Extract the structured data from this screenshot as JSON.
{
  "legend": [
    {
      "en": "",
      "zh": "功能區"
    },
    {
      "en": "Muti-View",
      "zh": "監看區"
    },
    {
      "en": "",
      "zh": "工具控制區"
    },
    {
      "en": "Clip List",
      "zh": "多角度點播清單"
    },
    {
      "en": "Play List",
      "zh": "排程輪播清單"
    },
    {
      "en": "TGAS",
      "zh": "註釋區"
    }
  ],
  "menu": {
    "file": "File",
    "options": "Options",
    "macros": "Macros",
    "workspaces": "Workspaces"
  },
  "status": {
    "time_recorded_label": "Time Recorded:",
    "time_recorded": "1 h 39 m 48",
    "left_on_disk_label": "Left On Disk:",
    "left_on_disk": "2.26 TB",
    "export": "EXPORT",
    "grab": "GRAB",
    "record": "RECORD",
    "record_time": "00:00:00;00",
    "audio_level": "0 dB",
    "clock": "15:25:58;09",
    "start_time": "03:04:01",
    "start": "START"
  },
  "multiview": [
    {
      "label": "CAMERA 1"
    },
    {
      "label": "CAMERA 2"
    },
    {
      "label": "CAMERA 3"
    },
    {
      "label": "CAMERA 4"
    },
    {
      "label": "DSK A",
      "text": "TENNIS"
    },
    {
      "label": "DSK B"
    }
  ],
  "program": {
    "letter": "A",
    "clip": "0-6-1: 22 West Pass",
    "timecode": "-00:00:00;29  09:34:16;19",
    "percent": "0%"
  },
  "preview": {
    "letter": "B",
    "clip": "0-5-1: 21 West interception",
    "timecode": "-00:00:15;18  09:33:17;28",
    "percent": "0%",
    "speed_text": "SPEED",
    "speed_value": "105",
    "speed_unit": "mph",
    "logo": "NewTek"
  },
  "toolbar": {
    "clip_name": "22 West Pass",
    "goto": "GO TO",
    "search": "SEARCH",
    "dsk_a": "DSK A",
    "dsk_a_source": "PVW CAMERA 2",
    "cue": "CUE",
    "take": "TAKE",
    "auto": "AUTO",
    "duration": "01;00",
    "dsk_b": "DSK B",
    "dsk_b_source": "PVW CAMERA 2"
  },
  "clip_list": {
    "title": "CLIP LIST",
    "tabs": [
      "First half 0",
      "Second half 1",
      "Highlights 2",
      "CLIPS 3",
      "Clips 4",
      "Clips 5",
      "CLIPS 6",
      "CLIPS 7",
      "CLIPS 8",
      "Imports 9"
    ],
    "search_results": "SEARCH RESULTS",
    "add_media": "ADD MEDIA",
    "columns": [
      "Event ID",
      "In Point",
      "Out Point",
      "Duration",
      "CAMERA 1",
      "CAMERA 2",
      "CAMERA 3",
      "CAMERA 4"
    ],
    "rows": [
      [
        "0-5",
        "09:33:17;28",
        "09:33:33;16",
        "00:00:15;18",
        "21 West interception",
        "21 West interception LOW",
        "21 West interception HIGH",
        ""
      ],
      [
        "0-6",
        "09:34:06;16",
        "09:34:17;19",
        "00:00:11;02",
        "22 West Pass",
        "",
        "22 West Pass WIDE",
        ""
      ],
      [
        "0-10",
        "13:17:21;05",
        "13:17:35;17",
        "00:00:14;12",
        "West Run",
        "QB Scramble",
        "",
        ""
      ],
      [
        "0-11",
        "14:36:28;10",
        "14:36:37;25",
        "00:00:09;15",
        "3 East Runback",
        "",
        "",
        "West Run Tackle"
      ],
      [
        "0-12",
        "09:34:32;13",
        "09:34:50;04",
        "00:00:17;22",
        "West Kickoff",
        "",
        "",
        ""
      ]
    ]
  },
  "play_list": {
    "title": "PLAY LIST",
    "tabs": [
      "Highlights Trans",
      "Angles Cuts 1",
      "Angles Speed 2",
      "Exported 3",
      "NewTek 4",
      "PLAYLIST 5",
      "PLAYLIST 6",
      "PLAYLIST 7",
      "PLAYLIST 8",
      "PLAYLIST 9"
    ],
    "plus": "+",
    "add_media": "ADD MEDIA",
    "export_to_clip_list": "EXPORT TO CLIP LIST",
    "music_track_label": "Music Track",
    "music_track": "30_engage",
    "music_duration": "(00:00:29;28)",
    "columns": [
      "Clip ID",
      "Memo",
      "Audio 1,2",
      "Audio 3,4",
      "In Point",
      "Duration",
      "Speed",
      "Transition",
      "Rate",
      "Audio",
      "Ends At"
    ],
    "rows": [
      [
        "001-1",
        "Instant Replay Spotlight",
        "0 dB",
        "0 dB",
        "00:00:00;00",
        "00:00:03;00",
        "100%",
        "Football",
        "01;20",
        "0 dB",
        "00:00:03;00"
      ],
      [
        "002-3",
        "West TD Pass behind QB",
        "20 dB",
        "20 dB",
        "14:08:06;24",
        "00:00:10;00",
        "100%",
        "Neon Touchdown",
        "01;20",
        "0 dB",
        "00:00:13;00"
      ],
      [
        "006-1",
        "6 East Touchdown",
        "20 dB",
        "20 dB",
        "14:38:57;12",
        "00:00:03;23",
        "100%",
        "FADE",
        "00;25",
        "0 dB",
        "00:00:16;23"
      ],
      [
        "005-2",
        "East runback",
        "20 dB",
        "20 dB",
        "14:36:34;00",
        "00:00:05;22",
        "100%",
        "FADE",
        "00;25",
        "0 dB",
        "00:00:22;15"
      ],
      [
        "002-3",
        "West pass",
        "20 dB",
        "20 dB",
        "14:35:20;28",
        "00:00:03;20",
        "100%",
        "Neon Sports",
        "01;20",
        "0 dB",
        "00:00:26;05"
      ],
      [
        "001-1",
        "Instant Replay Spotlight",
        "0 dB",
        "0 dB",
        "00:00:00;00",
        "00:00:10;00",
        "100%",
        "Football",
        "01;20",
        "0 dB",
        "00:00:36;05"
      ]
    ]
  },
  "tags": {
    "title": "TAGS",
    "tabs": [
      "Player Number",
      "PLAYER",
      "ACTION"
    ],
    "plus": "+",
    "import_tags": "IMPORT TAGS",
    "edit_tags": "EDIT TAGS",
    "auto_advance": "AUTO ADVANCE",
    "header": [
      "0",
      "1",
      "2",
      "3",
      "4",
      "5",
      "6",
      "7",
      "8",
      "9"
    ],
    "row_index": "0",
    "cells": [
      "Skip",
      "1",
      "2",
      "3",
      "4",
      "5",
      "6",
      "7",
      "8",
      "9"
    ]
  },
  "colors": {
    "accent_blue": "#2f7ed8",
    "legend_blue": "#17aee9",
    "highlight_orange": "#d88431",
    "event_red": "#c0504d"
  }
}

══════

STATED EXERCISE: Restate all of the entries exactly, please.

EXERCISE RESPONSE:
Extract the structured data from this screenshot as JSON.
{
  "legend": [
    {
      "en": "",
      "zh": "功能區"
    },
    {
      "en": "Muti-View",
      "zh": "監看區"
    },
    {
      "en": "",
      "zh": "工具控制區"
    },
    {
      "en": "Clip List",
      "zh": "多角度點播清單"
    },
    {
      "en": "Play List",
      "zh": "排程輪播清單"
    },
    {
      "en": "TGAS",
      "zh": "註釋區"
    }
  ],
  "menu": {
    "file": "File",
    "options": "Options",
    "macros": "Macros",
    "workspaces": "Workspaces"
  },
  "status": {
    "time_recorded_label": "Time Recorded:",
    "time_recorded": "1 h 39 m 48",
    "left_on_disk_label": "Left On Disk:",
    "left_on_disk": "2.26 TB",
    "export": "EXPORT",
    "grab": "GRAB",
    "record": "RECORD",
    "record_time": "00:00:00;00",
    "audio_level": "0 dB",
    "clock": "15:25:58;09",
    "start_time": "03:04:01",
    "start": "START"
  },
  "multiview": [
    {
      "label": "CAMERA 1"
    },
    {
      "label": "CAMERA 2"
    },
    {
      "label": "CAMERA 3"
    },
    {
      "label": "CAMERA 4"
    },
    {
      "label": "DSK A",
      "text": "TENNIS"
    },
    {
      "label": "DSK B"
    }
  ],
  "program": {
    "letter": "A",
    "clip": "0-6-1: 22 West Pass",
    "timecode": "-00:00:00;29  09:34:16;19",
    "percent": "0%"
  },
  "preview": {
    "letter": "B",
    "clip": "0-5-1: 21 West interception",
    "timecode": "-00:00:15;18  09:33:17;28",
    "percent": "0%",
    "speed_text": "SPEED",
    "speed_value": "105",
    "speed_unit": "mph",
    "logo": "NewTek"
  },
  "toolbar": {
    "clip_name": "22 West Pass",
    "goto": "GO TO",
    "search": "SEARCH",
    "dsk_a": "DSK A",
    "dsk_a_source": "PVW CAMERA 2",
    "cue": "CUE",
    "take": "TAKE",
    "auto": "AUTO",
    "duration": "01;00",
    "dsk_b": "DSK B",
    "dsk_b_source": "PVW CAMERA 2"
  },
  "clip_list": {
    "title": "CLIP LIST",
    "tabs": [
      "First half 0",
      "Second half 1",
      "Highlights 2",
      "CLIPS 3",
      "Clips 4",
      "Clips 5",
      "CLIPS 6",
      "CLIPS 7",
      "CLIPS 8",
      "Imports 9"
    ],
    "search_results": "SEARCH RESULTS",
    "add_media": "ADD MEDIA",
    "columns": [
      "Event ID",
      "In Point",
      "Out Point",
      "Duration",
      "CAMERA 1",
      "CAMERA 2",
      "CAMERA 3",
      "CAMERA 4"
    ],
    "rows": [
      [
        "0-5",
        "09:33:17;28",
        "09:33:33;16",
        "00:00:15;18",
        "21 West interception",
        "21 West interception LOW",
        "21 West interception HIGH",
        ""
      ],
      [
        "0-6",
        "09:34:06;16",
        "09:34:17;19",
        "00:00:11;02",
        "22 West Pass",
        "",
        "22 West Pass WIDE",
        ""
      ],
      [
        "0-10",
        "13:17:21;05",
        "13:17:35;17",
        "00:00:14;12",
        "West Run",
        "QB Scramble",
        "",
        ""
      ],
      [
        "0-11",
        "14:36:28;10",
        "14:36:37;25",
        "00:00:09;15",
        "3 East Runback",
        "",
        "",
        "West Run Tackle"
      ],
      [
        "0-12",
        "09:34:32;13",
        "09:34:50;04",
        "00:00:17;22",
        "West Kickoff",
        "",
        "",
        ""
      ]
    ]
  },
  "play_list": {
    "title": "PLAY LIST",
    "tabs": [
      "Highlights Trans",
      "Angles Cuts 1",
      "Angles Speed 2",
      "Exported 3",
      "NewTek 4",
      "PLAYLIST 5",
      "PLAYLIST 6",
      "PLAYLIST 7",
      "PLAYLIST 8",
      "PLAYLIST 9"
    ],
    "plus": "+",
    "add_media": "ADD MEDIA",
    "export_to_clip_list": "EXPORT TO CLIP LIST",
    "music_track_label": "Music Track",
    "music_track": "30_engage",
    "music_duration": "(00:00:29;28)",
    "columns": [
      "Clip ID",
      "Memo",
      "Audio 1,2",
      "Audio 3,4",
      "In Point",
      "Duration",
      "Speed",
      "Transition",
      "Rate",
      "Audio",
      "Ends At"
    ],
    "rows": [
      [
        "001-1",
        "Instant Replay Spotlight",
        "0 dB",
        "0 dB",
        "00:00:00;00",
        "00:00:03;00",
        "100%",
        "Football",
        "01;20",
        "0 dB",
        "00:00:03;00"
      ],
      [
        "002-3",
        "West TD Pass behind QB",
        "20 dB",
        "20 dB",
        "14:08:06;24",
        "00:00:10;00",
        "100%",
        "Neon Touchdown",
        "01;20",
        "0 dB",
        "00:00:13;00"
      ],
      [
        "006-1",
        "6 East Touchdown",
        "20 dB",
        "20 dB",
        "14:38:57;12",
        "00:00:03;23",
        "100%",
        "FADE",
        "00;25",
        "0 dB",
        "00:00:16;23"
      ],
      [
        "005-2",
        "East runback",
        "20 dB",
        "20 dB",
        "14:36:34;00",
        "00:00:05;22",
        "100%",
        "FADE",
        "00;25",
        "0 dB",
        "00:00:22;15"
      ],
      [
        "002-3",
        "West pass",
        "20 dB",
        "20 dB",
        "14:35:20;28",
        "00:00:03;20",
        "100%",
        "Neon Sports",
        "01;20",
        "0 dB",
        "00:00:26;05"
      ],
      [
        "001-1",
        "Instant Replay Spotlight",
        "0 dB",
        "0 dB",
        "00:00:00;00",
        "00:00:10;00",
        "100%",
        "Football",
        "01;20",
        "0 dB",
        "00:00:36;05"
      ]
    ]
  },
  "tags": {
    "title": "TAGS",
    "tabs": [
      "Player Number",
      "PLAYER",
      "ACTION"
    ],
    "plus": "+",
    "import_tags": "IMPORT TAGS",
    "edit_tags": "EDIT TAGS",
    "auto_advance": "AUTO ADVANCE",
    "header": [
      "0",
      "1",
      "2",
      "3",
      "4",
      "5",
      "6",
      "7",
      "8",
      "9"
    ],
    "row_index": "0",
    "cells": [
      "Skip",
      "1",
      "2",
      "3",
      "4",
      "5",
      "6",
      "7",
      "8",
      "9"
    ]
  },
  "colors": {
    "accent_blue": "#2f7ed8",
    "legend_blue": "#17aee9",
    "highlight_orange": "#d88431",
    "event_red": "#c0504d"
  }
}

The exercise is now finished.